(Stored items)
# # #

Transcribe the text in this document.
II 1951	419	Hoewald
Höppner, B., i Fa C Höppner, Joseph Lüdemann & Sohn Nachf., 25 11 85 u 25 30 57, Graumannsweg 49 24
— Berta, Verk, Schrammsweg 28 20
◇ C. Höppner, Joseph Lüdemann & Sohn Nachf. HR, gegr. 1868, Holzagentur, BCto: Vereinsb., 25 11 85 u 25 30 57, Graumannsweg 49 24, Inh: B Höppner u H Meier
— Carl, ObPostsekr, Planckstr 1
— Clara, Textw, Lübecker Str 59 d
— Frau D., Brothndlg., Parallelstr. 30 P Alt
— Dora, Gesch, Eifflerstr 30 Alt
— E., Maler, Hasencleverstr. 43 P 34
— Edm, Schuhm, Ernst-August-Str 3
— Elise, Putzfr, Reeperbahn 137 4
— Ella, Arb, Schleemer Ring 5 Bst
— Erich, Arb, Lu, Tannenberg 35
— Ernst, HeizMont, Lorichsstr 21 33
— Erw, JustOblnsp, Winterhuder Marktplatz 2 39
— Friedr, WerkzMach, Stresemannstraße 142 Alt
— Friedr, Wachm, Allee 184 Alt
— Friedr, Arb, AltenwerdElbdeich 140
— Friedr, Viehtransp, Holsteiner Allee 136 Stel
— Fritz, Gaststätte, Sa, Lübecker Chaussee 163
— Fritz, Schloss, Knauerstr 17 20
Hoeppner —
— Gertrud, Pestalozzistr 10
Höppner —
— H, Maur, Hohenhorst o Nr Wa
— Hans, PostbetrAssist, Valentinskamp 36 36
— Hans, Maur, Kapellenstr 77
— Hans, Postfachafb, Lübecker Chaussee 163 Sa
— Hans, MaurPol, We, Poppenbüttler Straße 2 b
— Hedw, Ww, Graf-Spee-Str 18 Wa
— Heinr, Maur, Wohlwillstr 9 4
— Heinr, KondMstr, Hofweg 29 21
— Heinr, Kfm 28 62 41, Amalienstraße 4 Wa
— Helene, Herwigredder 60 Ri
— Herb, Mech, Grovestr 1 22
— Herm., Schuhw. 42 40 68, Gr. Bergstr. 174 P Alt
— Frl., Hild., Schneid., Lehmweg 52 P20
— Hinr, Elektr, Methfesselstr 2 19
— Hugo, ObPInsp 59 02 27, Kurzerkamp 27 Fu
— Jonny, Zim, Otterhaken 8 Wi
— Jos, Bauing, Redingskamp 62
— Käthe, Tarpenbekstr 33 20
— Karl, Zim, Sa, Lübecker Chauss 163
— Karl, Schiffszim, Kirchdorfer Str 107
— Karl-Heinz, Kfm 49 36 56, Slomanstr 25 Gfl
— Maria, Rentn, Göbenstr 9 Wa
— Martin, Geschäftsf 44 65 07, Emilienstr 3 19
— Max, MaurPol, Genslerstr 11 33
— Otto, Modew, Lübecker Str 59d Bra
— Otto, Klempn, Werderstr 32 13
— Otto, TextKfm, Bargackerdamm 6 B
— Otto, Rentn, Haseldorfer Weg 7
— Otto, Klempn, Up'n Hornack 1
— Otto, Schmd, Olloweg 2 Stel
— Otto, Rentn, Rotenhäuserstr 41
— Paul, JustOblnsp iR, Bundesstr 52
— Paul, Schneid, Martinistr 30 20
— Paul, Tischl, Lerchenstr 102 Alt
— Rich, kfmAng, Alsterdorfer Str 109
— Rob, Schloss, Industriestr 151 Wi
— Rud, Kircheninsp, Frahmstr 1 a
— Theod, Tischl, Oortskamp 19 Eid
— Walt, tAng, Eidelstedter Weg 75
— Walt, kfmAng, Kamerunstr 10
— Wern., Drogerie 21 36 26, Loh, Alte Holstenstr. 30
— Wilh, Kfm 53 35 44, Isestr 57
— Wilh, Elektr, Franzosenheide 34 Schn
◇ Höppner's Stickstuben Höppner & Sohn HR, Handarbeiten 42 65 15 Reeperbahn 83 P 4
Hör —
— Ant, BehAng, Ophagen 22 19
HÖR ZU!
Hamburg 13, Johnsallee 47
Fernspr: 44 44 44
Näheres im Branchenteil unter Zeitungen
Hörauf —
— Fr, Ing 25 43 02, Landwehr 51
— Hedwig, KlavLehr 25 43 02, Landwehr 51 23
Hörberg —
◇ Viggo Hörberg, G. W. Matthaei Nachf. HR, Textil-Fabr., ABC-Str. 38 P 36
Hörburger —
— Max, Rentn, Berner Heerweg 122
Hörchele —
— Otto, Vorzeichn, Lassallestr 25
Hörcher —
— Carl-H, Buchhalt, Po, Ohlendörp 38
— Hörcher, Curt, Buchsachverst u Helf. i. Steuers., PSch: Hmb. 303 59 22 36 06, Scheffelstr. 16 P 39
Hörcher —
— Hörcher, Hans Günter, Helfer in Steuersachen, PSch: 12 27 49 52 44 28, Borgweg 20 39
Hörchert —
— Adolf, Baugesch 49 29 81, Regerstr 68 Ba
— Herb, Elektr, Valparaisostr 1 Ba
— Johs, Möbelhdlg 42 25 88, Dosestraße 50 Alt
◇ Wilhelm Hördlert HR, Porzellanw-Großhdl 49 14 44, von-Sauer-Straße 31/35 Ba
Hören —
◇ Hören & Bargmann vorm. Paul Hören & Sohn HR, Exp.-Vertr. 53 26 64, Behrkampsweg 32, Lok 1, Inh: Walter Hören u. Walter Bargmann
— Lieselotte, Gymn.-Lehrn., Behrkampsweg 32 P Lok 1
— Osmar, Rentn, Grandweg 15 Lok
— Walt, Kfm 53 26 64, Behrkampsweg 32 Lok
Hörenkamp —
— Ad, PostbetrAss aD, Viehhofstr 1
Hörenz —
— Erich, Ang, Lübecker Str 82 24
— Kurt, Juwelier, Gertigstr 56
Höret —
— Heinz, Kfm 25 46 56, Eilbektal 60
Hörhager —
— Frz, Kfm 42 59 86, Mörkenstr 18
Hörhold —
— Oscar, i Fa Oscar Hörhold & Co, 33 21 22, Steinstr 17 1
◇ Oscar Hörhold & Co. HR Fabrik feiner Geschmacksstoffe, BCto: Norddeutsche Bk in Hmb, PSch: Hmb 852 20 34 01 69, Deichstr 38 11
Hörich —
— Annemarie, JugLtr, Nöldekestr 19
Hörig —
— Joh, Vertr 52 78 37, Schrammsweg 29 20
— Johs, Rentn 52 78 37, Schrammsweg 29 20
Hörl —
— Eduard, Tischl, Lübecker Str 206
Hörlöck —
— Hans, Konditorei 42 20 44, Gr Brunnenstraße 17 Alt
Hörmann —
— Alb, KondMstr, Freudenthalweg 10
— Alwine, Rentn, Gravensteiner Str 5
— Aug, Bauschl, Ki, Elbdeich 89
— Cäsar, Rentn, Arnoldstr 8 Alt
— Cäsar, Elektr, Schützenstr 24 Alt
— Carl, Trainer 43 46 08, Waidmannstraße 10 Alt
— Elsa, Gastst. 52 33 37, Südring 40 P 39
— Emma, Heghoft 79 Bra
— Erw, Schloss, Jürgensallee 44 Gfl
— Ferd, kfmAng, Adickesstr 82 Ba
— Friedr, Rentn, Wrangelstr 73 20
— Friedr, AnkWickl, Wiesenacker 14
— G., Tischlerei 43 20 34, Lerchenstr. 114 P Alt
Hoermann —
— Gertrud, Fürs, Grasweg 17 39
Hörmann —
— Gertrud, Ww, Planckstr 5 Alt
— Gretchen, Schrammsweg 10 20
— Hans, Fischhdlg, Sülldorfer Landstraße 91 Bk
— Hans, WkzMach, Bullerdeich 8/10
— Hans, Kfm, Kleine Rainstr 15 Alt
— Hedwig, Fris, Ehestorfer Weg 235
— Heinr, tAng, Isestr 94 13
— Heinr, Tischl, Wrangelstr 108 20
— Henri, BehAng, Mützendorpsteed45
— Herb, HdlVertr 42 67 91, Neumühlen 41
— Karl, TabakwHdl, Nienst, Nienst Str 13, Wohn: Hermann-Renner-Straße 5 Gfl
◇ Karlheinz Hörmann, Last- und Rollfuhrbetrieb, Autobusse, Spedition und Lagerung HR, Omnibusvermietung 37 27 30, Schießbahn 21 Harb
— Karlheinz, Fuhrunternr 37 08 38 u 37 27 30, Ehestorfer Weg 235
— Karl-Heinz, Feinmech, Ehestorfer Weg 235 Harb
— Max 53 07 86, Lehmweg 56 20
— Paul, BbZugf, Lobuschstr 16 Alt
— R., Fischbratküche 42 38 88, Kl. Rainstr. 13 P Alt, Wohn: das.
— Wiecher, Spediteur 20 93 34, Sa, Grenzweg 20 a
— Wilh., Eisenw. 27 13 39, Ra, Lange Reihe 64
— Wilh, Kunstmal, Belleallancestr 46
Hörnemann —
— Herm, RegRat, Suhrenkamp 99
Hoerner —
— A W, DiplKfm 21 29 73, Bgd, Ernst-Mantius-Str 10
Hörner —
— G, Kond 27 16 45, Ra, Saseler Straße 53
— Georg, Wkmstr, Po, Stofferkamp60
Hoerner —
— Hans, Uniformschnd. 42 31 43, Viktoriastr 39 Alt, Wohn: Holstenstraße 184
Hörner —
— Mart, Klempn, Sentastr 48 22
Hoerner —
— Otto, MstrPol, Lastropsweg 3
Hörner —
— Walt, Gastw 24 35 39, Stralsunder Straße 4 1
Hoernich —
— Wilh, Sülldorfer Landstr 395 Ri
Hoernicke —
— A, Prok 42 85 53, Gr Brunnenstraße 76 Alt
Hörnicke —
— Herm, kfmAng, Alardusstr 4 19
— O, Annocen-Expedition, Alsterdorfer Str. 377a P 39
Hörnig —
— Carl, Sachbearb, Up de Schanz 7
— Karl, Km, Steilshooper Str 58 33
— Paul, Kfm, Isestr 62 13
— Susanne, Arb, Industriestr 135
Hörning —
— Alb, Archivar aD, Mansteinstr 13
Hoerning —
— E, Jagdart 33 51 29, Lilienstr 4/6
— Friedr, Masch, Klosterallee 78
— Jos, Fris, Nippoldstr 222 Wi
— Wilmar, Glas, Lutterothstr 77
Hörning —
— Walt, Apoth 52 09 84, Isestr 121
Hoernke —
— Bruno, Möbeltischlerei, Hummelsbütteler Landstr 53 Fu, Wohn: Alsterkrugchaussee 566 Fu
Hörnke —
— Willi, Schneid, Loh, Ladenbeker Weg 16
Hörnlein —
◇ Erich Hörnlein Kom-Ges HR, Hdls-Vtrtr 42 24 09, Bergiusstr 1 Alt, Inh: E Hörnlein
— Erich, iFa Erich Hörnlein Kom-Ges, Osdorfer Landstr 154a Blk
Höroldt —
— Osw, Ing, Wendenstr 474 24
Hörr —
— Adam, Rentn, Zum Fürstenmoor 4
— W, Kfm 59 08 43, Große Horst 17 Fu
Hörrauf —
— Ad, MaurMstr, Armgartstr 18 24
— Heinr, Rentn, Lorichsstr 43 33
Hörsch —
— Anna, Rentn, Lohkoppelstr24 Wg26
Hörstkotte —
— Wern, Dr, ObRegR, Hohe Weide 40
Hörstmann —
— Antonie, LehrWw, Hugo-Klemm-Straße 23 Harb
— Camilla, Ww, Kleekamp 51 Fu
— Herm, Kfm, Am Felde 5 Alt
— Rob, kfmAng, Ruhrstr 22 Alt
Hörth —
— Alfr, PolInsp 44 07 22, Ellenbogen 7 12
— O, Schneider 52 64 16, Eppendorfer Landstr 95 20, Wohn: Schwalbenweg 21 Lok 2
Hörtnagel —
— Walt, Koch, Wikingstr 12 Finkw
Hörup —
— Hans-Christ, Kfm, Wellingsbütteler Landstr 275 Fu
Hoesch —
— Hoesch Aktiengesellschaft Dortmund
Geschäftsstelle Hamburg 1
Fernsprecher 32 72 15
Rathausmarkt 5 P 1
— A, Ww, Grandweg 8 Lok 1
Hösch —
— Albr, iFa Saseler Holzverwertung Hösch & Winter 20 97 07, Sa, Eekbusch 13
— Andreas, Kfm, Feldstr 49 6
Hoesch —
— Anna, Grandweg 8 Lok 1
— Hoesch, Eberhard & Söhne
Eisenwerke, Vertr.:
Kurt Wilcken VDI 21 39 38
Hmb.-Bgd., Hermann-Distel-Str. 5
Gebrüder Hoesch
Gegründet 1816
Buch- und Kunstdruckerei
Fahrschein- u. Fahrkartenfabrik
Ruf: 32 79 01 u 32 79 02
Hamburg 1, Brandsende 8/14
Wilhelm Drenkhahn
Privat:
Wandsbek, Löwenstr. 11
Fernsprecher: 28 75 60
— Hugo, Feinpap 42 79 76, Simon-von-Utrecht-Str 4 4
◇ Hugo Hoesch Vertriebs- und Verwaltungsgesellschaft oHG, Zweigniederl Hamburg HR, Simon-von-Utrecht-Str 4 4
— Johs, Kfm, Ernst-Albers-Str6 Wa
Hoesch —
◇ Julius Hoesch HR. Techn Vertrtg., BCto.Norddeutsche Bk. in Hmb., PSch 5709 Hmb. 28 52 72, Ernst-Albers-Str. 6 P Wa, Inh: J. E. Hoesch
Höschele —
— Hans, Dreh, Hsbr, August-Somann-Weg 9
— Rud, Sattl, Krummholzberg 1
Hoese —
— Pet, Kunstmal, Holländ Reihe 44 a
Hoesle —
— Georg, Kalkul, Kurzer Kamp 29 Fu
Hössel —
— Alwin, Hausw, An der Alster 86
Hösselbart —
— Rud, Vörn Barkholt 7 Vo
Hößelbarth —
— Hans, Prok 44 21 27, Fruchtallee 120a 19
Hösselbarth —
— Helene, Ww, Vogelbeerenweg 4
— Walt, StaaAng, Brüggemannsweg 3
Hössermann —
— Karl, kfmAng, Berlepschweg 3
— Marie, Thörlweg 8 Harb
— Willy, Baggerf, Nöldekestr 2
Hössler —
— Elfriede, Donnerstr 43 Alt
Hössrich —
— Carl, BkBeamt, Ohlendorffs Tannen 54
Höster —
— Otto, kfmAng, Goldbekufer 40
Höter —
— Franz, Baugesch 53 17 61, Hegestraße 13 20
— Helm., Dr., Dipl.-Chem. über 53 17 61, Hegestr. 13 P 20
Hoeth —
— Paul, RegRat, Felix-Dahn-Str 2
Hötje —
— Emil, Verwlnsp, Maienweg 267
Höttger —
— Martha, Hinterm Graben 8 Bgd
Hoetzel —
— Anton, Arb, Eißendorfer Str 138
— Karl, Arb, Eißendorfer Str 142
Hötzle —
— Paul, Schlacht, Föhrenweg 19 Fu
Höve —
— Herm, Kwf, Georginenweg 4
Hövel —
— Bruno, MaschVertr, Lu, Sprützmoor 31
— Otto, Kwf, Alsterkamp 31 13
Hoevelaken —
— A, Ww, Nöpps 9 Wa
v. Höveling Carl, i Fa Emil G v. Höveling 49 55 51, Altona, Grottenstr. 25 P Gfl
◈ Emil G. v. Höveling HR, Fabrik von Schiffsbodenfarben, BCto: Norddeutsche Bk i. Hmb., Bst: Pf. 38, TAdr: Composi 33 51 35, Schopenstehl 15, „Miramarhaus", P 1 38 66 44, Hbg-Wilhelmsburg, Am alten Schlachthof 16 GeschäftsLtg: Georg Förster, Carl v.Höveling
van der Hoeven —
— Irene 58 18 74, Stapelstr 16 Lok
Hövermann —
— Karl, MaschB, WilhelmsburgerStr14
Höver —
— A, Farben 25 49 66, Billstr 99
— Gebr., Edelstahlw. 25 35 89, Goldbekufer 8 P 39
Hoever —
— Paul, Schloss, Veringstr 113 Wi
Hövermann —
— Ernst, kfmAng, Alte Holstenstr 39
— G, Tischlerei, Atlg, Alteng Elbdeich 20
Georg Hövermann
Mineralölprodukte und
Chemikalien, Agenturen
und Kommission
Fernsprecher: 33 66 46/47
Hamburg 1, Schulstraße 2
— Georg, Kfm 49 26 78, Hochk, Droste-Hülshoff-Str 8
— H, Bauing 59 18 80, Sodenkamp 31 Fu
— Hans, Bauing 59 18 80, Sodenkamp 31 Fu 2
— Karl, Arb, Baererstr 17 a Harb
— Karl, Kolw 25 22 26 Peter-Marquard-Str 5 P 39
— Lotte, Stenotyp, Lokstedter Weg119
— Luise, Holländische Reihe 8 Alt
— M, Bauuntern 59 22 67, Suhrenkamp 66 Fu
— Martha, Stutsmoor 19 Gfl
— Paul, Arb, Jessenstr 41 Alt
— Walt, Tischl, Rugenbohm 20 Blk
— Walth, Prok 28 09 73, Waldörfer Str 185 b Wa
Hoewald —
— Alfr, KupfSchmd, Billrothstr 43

# # #

-- Written problem --
Tally how many lines in the material above hold the word "Bauing". Write only that number.

-- Written reply --
3